-- BEGIN --

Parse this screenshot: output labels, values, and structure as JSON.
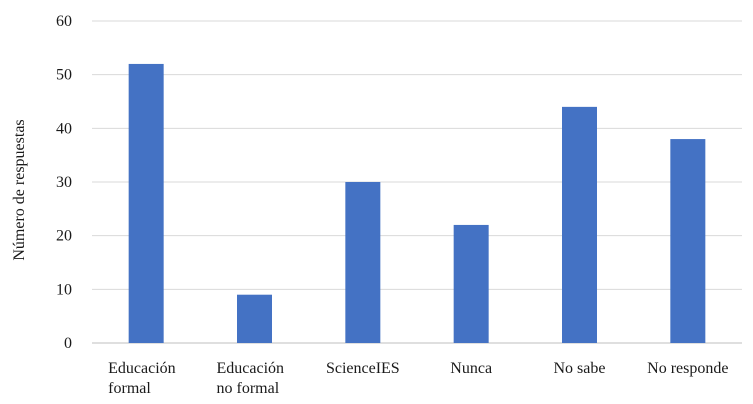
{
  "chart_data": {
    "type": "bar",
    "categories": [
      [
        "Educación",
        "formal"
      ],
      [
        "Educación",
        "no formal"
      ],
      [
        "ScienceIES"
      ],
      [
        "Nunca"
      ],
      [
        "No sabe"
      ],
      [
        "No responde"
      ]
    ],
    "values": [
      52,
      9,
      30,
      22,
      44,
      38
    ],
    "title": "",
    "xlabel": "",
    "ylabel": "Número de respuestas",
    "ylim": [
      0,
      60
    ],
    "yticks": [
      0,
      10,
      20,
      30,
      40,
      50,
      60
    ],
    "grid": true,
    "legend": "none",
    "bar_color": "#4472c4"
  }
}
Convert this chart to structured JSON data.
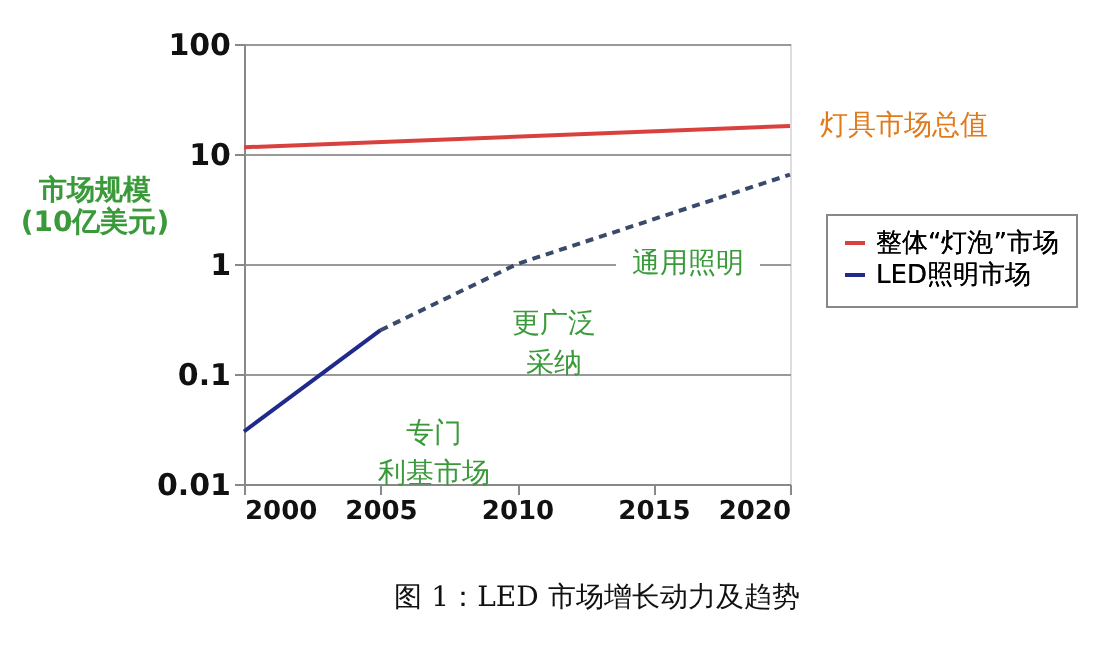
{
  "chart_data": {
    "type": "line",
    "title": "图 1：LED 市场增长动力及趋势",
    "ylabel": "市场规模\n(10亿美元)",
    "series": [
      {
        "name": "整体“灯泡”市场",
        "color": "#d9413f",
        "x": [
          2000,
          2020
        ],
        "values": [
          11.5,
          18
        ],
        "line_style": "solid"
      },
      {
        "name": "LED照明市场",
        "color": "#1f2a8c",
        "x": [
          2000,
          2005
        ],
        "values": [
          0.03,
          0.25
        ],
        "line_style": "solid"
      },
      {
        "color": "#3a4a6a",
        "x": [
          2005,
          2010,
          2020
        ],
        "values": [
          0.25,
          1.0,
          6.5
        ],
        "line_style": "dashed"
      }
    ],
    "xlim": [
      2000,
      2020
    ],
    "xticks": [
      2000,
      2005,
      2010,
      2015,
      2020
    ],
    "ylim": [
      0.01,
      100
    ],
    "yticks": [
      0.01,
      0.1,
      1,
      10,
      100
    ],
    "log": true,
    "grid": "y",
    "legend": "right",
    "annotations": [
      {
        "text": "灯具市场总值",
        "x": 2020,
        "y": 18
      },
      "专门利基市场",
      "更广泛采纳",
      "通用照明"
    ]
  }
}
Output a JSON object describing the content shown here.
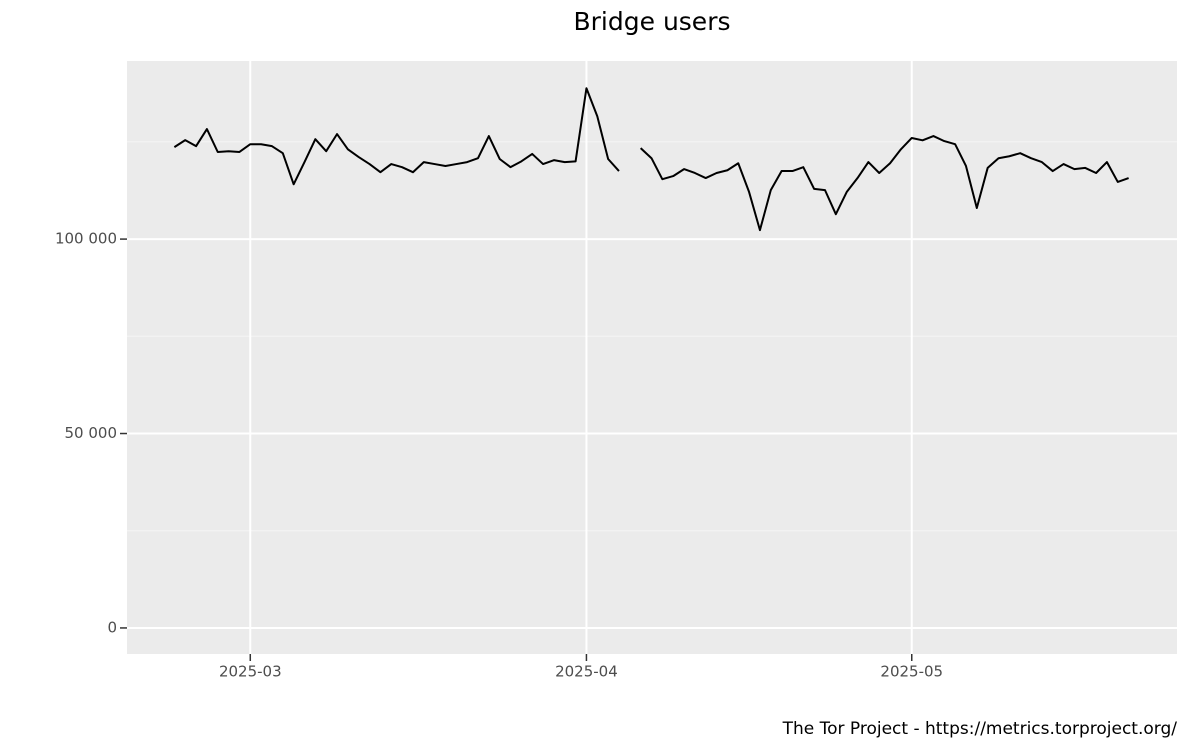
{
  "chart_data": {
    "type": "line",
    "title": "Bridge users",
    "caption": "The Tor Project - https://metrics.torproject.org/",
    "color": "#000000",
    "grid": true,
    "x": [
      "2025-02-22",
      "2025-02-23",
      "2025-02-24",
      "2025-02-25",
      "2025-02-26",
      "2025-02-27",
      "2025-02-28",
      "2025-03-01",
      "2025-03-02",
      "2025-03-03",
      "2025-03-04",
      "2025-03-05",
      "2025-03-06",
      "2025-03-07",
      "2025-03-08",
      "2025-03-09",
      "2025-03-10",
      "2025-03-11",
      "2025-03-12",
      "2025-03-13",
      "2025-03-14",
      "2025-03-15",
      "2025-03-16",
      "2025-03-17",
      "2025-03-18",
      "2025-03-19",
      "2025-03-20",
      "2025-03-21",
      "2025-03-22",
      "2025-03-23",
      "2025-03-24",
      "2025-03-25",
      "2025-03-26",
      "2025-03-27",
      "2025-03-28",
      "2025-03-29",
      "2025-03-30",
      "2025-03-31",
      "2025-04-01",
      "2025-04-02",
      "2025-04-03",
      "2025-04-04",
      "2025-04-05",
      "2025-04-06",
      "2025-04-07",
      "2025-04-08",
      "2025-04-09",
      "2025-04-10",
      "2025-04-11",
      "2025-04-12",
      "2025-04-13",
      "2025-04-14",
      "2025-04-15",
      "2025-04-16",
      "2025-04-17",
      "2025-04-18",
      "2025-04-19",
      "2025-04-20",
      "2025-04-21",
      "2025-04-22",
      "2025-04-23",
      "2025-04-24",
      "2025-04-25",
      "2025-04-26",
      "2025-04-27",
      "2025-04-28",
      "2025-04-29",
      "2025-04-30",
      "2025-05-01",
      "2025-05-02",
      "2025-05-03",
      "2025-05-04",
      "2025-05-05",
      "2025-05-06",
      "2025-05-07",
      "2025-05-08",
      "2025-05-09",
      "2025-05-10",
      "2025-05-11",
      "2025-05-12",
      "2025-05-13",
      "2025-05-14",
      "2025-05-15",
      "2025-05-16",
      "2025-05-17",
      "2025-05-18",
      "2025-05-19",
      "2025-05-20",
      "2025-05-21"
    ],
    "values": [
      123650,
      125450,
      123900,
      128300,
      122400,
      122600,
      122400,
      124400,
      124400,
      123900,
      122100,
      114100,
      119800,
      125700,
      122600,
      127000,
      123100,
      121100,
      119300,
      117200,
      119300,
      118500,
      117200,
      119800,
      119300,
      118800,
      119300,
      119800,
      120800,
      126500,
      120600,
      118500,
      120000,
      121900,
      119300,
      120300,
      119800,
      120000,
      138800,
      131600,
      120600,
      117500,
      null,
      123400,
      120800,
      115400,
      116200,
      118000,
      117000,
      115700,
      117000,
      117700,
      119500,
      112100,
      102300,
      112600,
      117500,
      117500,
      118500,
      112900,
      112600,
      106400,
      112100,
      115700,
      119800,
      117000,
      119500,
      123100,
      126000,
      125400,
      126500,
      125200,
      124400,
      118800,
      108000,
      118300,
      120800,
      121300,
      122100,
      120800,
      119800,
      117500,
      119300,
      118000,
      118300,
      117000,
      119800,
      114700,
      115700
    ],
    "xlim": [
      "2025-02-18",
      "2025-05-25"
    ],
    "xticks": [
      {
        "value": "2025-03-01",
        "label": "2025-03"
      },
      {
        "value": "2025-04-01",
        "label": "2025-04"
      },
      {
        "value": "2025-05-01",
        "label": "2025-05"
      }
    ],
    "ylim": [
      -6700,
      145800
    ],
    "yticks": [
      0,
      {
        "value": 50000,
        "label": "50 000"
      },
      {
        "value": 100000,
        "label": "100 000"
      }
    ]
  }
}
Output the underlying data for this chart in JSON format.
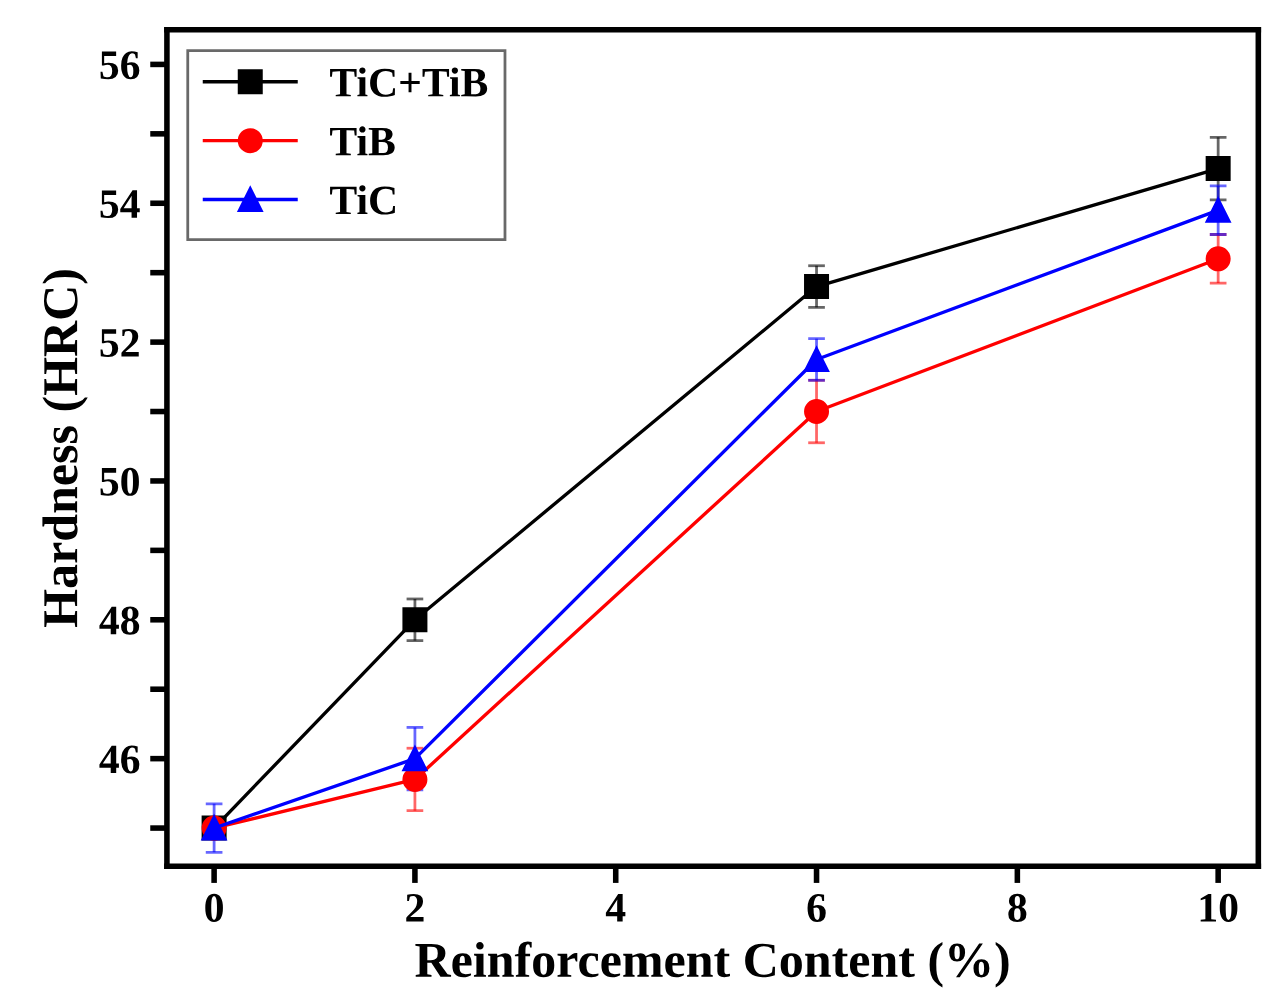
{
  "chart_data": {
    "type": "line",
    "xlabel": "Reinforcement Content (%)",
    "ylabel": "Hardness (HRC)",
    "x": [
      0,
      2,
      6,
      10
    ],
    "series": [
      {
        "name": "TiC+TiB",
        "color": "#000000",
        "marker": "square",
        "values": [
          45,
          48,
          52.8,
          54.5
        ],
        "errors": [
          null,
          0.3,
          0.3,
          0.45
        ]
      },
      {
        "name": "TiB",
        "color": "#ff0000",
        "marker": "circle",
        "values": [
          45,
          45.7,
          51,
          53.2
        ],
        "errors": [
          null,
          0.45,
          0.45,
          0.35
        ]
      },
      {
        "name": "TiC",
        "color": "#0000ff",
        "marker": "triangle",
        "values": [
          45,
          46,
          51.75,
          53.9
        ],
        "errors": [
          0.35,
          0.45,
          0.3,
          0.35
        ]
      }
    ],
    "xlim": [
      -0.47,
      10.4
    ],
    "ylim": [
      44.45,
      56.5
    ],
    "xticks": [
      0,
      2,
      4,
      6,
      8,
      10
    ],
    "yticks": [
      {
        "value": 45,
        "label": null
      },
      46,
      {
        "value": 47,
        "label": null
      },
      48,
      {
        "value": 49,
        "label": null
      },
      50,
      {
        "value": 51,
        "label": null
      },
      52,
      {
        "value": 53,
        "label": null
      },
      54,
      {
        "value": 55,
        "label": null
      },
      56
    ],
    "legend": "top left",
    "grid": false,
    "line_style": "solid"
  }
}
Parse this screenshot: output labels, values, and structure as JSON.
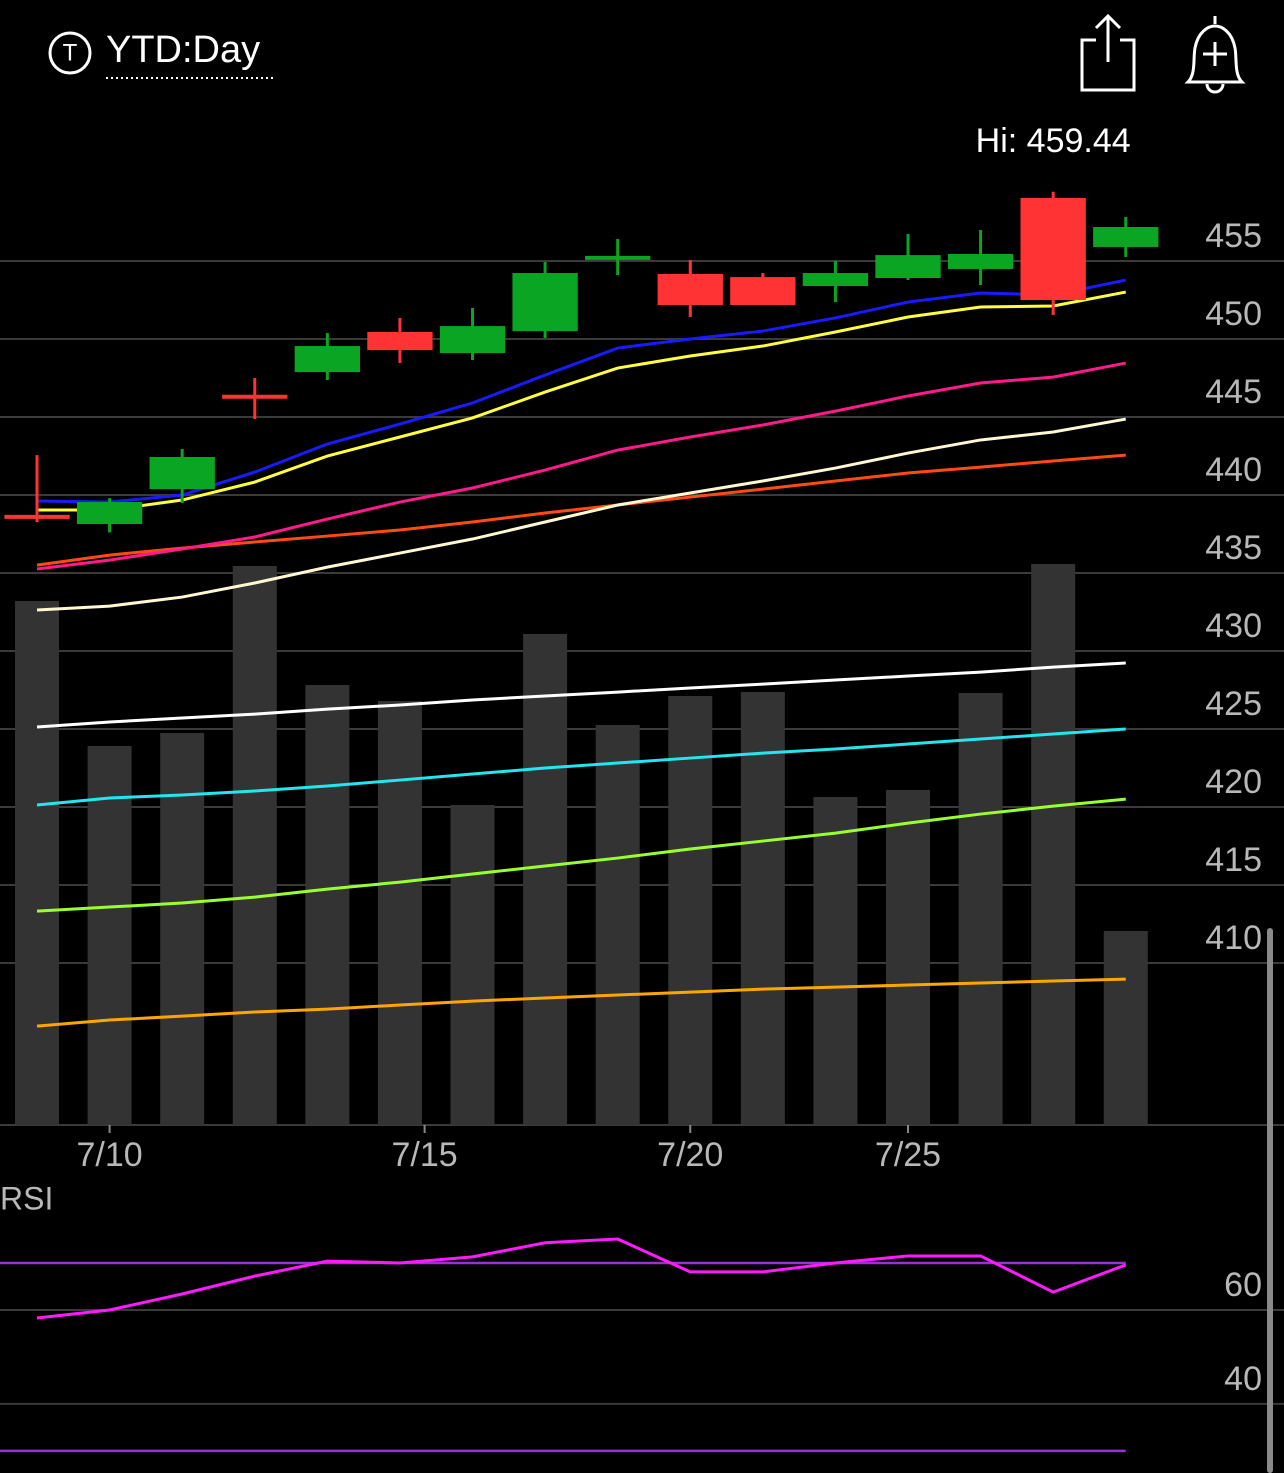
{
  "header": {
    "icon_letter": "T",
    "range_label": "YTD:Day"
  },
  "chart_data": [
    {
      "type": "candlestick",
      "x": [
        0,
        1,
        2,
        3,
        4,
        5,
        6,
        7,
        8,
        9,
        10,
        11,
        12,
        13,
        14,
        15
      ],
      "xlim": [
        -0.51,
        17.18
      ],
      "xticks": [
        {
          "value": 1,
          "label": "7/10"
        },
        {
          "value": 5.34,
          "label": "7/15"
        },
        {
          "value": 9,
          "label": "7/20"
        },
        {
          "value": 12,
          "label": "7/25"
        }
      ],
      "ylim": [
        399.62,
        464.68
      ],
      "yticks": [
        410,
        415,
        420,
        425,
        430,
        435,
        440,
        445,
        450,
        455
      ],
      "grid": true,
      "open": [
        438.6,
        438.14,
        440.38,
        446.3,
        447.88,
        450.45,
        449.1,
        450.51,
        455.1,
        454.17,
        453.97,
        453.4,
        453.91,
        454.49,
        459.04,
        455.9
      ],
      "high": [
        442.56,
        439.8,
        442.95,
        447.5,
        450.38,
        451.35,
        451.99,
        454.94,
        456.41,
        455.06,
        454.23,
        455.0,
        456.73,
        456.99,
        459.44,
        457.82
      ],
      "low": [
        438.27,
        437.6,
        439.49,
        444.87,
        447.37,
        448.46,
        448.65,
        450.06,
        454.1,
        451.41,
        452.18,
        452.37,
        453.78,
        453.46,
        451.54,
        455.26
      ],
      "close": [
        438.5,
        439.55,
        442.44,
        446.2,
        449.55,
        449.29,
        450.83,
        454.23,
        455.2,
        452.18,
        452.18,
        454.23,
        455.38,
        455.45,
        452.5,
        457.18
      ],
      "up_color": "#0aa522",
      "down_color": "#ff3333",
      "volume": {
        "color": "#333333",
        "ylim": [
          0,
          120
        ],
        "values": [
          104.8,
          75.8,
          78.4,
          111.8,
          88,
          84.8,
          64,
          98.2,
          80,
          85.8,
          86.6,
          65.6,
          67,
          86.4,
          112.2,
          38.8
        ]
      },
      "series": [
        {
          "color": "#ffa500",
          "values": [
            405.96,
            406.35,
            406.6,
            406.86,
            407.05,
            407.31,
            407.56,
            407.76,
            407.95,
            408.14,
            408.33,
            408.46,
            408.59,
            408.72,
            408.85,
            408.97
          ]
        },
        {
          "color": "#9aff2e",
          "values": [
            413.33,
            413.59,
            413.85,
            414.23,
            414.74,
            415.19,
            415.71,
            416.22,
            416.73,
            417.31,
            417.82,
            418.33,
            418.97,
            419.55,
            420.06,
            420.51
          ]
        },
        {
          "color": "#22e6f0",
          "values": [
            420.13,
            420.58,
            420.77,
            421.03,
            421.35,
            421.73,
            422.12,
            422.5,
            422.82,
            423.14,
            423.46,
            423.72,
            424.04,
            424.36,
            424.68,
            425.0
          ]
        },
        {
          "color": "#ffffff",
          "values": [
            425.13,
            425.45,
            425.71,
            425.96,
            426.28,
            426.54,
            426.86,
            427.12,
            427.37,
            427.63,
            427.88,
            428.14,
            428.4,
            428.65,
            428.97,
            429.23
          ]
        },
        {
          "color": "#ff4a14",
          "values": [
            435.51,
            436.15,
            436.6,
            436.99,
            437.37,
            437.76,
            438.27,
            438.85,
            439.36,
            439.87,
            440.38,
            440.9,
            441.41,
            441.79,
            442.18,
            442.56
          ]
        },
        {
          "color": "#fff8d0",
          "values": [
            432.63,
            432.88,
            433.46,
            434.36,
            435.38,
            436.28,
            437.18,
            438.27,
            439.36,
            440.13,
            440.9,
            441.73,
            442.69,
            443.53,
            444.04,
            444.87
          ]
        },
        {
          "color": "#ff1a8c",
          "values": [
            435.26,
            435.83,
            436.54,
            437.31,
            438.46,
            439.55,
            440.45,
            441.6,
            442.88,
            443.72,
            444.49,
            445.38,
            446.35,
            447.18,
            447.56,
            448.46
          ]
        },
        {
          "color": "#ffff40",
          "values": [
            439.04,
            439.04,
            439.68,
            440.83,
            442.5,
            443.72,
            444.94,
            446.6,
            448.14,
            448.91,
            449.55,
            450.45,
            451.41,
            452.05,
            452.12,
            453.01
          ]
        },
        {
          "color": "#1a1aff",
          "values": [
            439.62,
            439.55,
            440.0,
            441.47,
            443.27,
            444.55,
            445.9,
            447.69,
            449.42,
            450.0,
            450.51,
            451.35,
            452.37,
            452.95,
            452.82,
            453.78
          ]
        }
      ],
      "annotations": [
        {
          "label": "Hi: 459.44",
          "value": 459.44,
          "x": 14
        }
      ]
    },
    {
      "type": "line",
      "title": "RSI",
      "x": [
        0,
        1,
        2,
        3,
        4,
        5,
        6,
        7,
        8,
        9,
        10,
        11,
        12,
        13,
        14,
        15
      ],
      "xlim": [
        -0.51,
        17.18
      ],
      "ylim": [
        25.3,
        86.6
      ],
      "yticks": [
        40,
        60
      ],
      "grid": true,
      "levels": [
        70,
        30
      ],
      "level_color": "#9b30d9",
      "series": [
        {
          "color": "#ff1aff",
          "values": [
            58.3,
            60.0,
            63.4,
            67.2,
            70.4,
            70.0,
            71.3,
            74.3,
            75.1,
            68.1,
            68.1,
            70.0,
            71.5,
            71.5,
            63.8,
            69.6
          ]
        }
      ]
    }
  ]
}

-- END --

(What you will do):
Your answer should be one number: how many lines in the material above contain the string "this".

(Finished answer):
4